**Written problem 1:**
In the assignment text, what does the fourth argument specify when the third argument is mixtures?

Programming
Assignment 7
Summary
In
this assignment you will implement decision trees and decision forests.
Your program will learn decision trees from training data and will
apply decision trees and decision forests to classify test objects.
Command-line Arguments
You
must implement a program that learns a naive Bayes classifier for a
classification problem, given some training data and some additional
options. In particular, your program can be invoked as follows:
naive_bayes <training_file> <test_file> histograms <number>
naive_bayes <training_file> <test_file> gaussians
naive_bayes <training_file> <test_file> mixtures <number>
The
arguments provide to the program the following information:
- The first argument is the name of the training file, where
the training data is stored.
- The second argument is the name of the test file, where the
test data is stored.
- The third argument can have three possible values: histograms, gaussians,
or mixtures.
- If the third argument is histograms,
the fourth argument specifies how many bins to use for each histogram.
If the third argument is mixtures,
the fourth argument specifies how many Gaussians to use for each
mixture.

**Given data:**
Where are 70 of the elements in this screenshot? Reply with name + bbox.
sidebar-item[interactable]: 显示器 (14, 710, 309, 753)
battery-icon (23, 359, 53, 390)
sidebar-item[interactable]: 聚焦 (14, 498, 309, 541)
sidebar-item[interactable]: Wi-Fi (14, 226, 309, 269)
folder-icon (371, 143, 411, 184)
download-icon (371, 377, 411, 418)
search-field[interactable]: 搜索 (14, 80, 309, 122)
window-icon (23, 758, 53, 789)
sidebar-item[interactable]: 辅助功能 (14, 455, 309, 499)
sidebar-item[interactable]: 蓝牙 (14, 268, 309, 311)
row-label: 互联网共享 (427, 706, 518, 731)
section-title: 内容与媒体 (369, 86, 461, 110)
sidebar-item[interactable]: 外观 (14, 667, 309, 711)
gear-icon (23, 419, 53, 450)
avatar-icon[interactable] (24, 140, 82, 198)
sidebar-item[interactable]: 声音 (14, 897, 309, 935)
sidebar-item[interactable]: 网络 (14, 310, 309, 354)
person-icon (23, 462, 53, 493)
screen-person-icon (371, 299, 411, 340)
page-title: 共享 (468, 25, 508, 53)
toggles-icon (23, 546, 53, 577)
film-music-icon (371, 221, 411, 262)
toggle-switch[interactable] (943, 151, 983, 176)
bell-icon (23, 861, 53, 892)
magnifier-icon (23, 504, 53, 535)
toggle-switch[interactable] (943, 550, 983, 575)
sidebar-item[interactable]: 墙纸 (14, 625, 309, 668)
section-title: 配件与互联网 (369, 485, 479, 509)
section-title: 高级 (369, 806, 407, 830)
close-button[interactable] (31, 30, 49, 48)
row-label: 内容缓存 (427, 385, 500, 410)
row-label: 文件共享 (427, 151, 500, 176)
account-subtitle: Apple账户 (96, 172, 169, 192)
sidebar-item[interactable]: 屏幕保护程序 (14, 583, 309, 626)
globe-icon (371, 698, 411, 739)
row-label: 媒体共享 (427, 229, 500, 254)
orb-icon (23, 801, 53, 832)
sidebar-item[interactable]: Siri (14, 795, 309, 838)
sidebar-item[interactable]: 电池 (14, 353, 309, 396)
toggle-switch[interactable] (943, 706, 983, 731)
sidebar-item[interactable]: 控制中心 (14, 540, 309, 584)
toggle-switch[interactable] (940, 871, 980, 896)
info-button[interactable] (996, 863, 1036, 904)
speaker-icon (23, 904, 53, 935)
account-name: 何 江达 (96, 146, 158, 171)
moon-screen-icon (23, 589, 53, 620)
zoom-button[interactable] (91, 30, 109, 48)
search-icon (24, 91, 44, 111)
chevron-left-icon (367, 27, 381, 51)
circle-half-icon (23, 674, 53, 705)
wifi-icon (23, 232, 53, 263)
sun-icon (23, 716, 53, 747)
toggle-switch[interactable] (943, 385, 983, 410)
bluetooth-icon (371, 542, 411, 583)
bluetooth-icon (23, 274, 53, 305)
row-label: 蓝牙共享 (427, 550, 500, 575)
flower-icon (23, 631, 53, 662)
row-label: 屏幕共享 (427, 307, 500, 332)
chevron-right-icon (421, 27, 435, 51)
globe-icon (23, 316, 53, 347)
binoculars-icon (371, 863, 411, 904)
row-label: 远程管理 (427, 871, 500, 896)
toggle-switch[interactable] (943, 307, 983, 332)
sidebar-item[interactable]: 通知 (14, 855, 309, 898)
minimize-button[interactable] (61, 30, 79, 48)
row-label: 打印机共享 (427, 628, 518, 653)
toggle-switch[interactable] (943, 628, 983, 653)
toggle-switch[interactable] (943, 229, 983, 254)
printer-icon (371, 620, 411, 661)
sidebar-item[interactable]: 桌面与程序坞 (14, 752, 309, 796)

**Written problem 2:**
Quote the records verbatim from their first line through the line containing "window-icon (23, 758, 53, 789)", including both of those lines.

**Correct response 1:**
It specifies how many Gaussians to use for each mixture.

**Correct response 2:**
Where are 70 of the elements in this screenshot? Reply with name + bbox.
sidebar-item[interactable]: 显示器 (14, 710, 309, 753)
battery-icon (23, 359, 53, 390)
sidebar-item[interactable]: 聚焦 (14, 498, 309, 541)
sidebar-item[interactable]: Wi-Fi (14, 226, 309, 269)
folder-icon (371, 143, 411, 184)
download-icon (371, 377, 411, 418)
search-field[interactable]: 搜索 (14, 80, 309, 122)
window-icon (23, 758, 53, 789)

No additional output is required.